◆ Direction:
Copy each line of the entries that contains the word "NaCl".

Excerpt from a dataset
-*-*-

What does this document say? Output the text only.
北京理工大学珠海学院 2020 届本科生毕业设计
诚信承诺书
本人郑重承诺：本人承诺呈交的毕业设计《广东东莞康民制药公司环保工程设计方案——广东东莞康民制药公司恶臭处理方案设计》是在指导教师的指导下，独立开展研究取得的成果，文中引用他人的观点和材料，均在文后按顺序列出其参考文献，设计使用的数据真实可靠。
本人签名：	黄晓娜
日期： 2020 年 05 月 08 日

-*-*-

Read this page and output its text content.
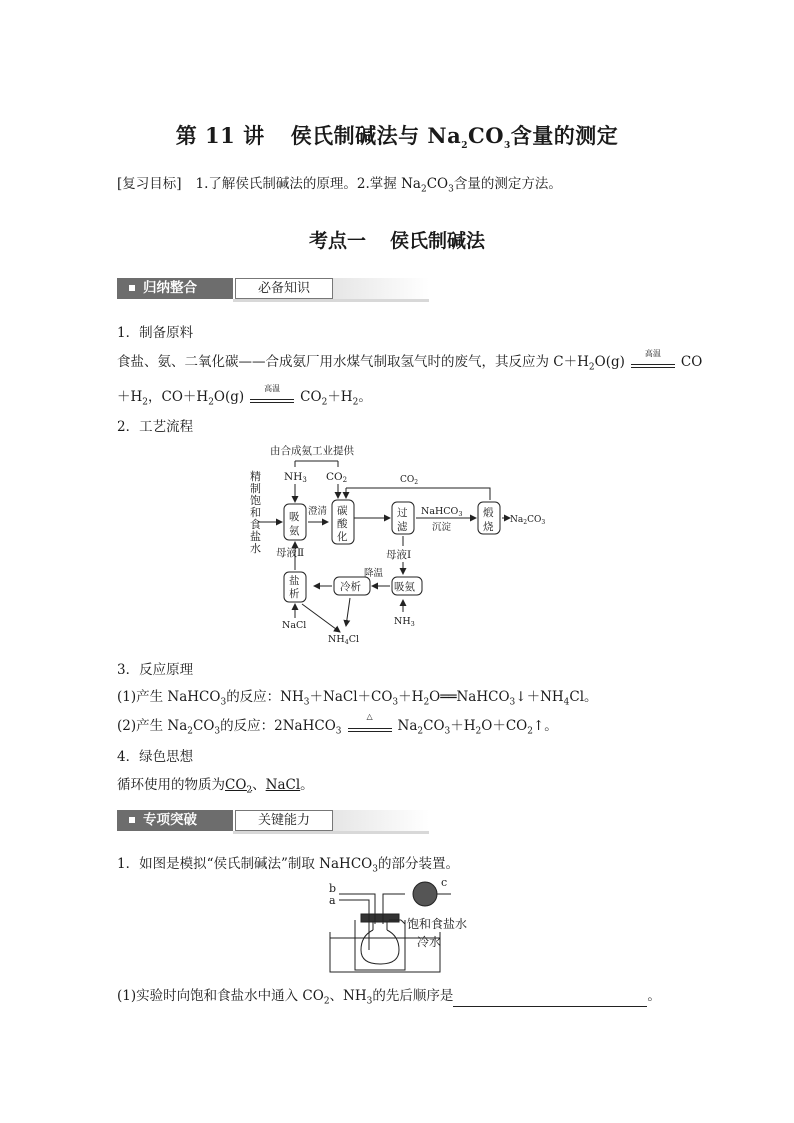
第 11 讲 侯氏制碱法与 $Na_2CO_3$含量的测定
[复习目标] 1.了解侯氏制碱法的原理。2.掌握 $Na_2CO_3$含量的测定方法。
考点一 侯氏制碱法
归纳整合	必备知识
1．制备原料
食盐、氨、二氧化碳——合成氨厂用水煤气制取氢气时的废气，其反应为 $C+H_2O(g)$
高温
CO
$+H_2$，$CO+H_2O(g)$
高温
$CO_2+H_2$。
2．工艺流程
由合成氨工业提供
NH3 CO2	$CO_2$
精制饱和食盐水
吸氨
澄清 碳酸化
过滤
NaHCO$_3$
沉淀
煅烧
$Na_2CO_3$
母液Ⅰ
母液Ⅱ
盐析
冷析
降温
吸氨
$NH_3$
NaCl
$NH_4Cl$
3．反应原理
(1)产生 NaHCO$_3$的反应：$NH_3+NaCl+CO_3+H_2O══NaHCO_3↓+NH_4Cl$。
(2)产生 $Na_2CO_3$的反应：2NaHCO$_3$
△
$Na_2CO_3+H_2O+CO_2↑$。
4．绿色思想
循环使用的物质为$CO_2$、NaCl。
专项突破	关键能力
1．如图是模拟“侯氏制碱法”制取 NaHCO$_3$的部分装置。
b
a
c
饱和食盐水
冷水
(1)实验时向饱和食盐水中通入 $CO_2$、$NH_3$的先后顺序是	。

-*-*-

◆ Exercise output:
NaCl
(1)产生 NaHCO$_3$的反应：$NH_3+NaCl+CO_3+H_2O══NaHCO_3↓+NH_4Cl$。
循环使用的物质为$CO_2$、NaCl。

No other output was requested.